[Dataset entries]
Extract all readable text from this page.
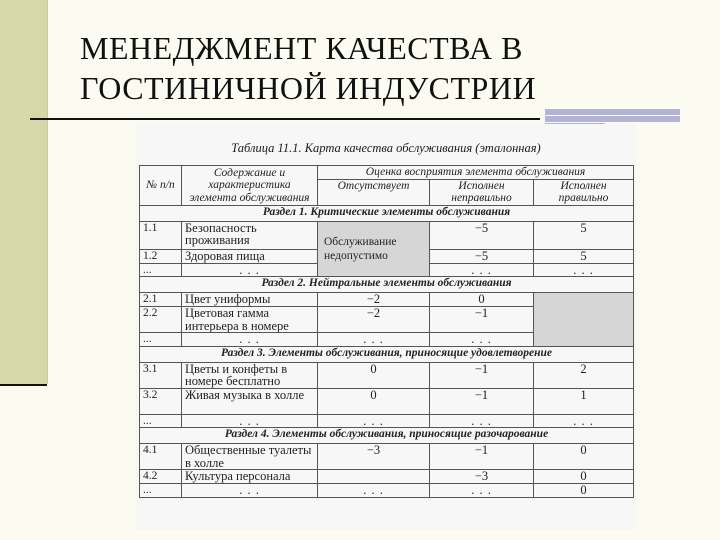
МЕНЕДЖМЕНТ КАЧЕСТВА В
ГОСТИНИЧНОЙ ИНДУСТРИИ
Таблица 11.1. Карта качества обслуживания (эталонная)
№ п/п	Содержание и характеристика элемента обслуживания	Оценка восприятия элемента обслуживания		
		Отсутствует	Исполнен неправильно	Исполнен правильно
Раздел 1. Критические элементы обслуживания				
1.1	Безопасность проживания	Обслуживание недопустимо	−5	5
1.2	Здоровая пища		−5	5
...	. . .		. . .	. . .
Раздел 2. Нейтральные элементы обслуживания				
2.1	Цвет униформы	−2	0	
2.2	Цветовая гамма интерьера в номере	−2	−1	
...	. . .	. . .	. . .	
Раздел 3. Элементы обслуживания, приносящие удовлетворение				
3.1	Цветы и конфеты в номере бесплатно	0	−1	2
3.2	Живая музыка в холле	0	−1	1
...	. . .	. . .	. . .	. . .
Раздел 4. Элементы обслуживания, приносящие разочарование				
4.1	Общественные туалеты в холле	−3	−1	0
4.2	Культура персонала		−3	0
...	. . .	. . .	. . .	0
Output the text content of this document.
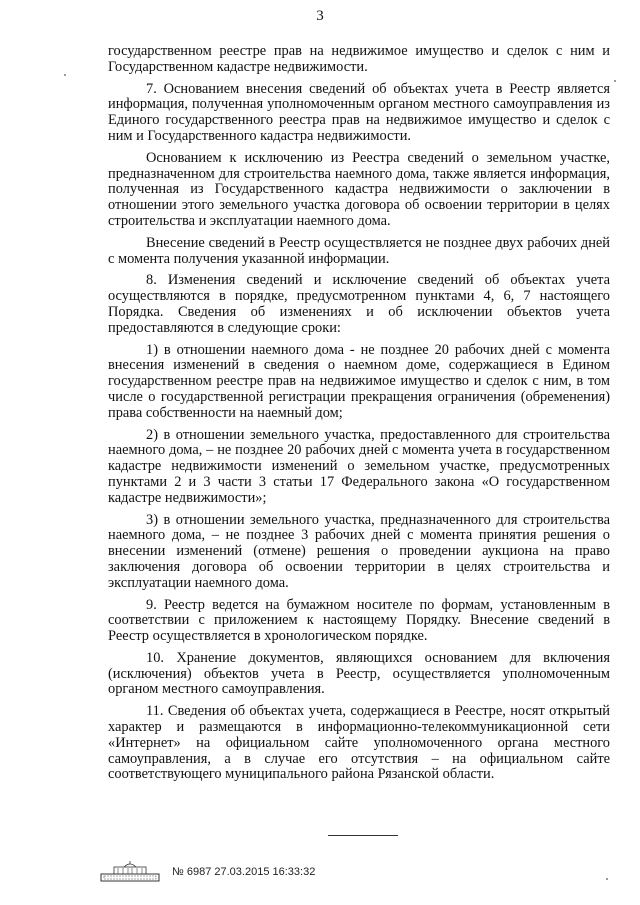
3

государственном реестре прав на недвижимое имущество и сделок с ним и Государственном кадастре недвижимости.

7. Основанием внесения сведений об объектах учета в Реестр является информация, полученная уполномоченным органом местного самоуправления из Единого государственного реестра прав на недвижимое имущество и сделок с ним и Государственного кадастра недвижимости.

Основанием к исключению из Реестра сведений о земельном участке, предназначенном для строительства наемного дома, также является информация, полученная из Государственного кадастра недвижимости о заключении в отношении этого земельного участка договора об освоении территории в целях строительства и эксплуатации наемного дома.

Внесение сведений в Реестр осуществляется не позднее двух рабочих дней с момента получения указанной информации.

8. Изменения сведений и исключение сведений об объектах учета осуществляются в порядке, предусмотренном пунктами 4, 6, 7 настоящего Порядка. Сведения об изменениях и об исключении объектов учета предоставляются в следующие сроки:

1) в отношении наемного дома - не позднее 20 рабочих дней с момента внесения изменений в сведения о наемном доме, содержащиеся в Едином государственном реестре прав на недвижимое имущество и сделок с ним, в том числе о государственной регистрации прекращения ограничения (обременения) права собственности на наемный дом;

2) в отношении земельного участка, предоставленного для строительства наемного дома, – не позднее 20 рабочих дней с момента учета в государственном кадастре недвижимости изменений о земельном участке, предусмотренных пунктами 2 и 3 части 3 статьи 17 Федерального закона «О государственном кадастре недвижимости»;

3) в отношении земельного участка, предназначенного для строительства наемного дома, – не позднее 3 рабочих дней с момента принятия решения о внесении изменений (отмене) решения о проведении аукциона на право заключения договора об освоении территории в целях строительства и эксплуатации наемного дома.

9. Реестр ведется на бумажном носителе по формам, установленным в соответствии с приложением к настоящему Порядку. Внесение сведений в Реестр осуществляется в хронологическом порядке.

10. Хранение документов, являющихся основанием для включения (исключения) объектов учета в Реестр, осуществляется уполномоченным органом местного самоуправления.

11. Сведения об объектах учета, содержащиеся в Реестре, носят открытый характер и размещаются в информационно-телекоммуникационной сети «Интернет» на официальном сайте уполномоченного органа местного самоуправления, а в случае его отсутствия – на официальном сайте соответствующего муниципального района Рязанской области.

№ 6987 27.03.2015 16:33:32
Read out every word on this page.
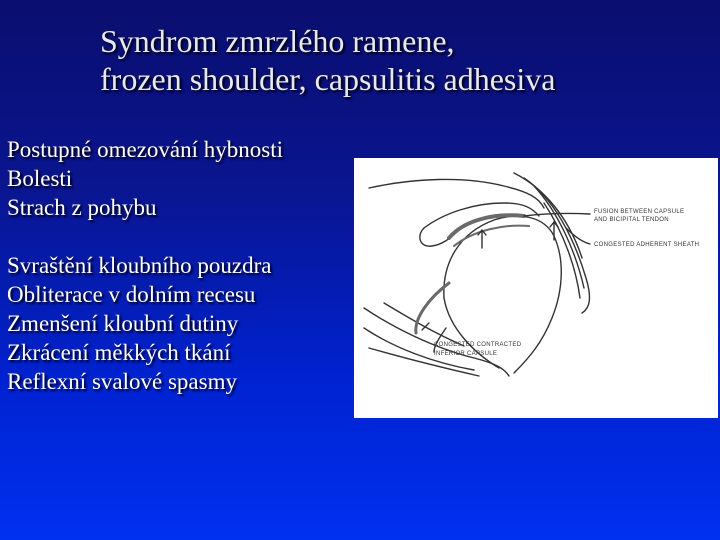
Syndrom zmrzlého ramene,
frozen shoulder, capsulitis adhesiva
Postupné omezování hybnosti
Bolesti
Strach z pohybu
Svraštění kloubního pouzdra
Obliterace v dolním recesu
Zmenšení kloubní dutiny
Zkrácení měkkých tkání
Reflexní svalové spasmy
FUSION BETWEEN CAPSULE
AND BICIPITAL TENDON
CONGESTED ADHERENT SHEATH
CONGESTED CONTRACTED
INFERIOR CAPSULE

Exercise prompt: Extract every line from the records above that contains the word "пунктами".

Written answer:
8. Изменения сведений и исключение сведений об объектах учета осуществляются в порядке, предусмотренном пунктами 4, 6, 7 настоящего Порядка. Сведения об изменениях и об исключении объектов учета предоставляются в следующие сроки:
2) в отношении земельного участка, предоставленного для строительства наемного дома, – не позднее 20 рабочих дней с момента учета в государственном кадастре недвижимости изменений о земельном участке, предусмотренных пунктами 2 и 3 части 3 статьи 17 Федерального закона «О государственном кадастре недвижимости»;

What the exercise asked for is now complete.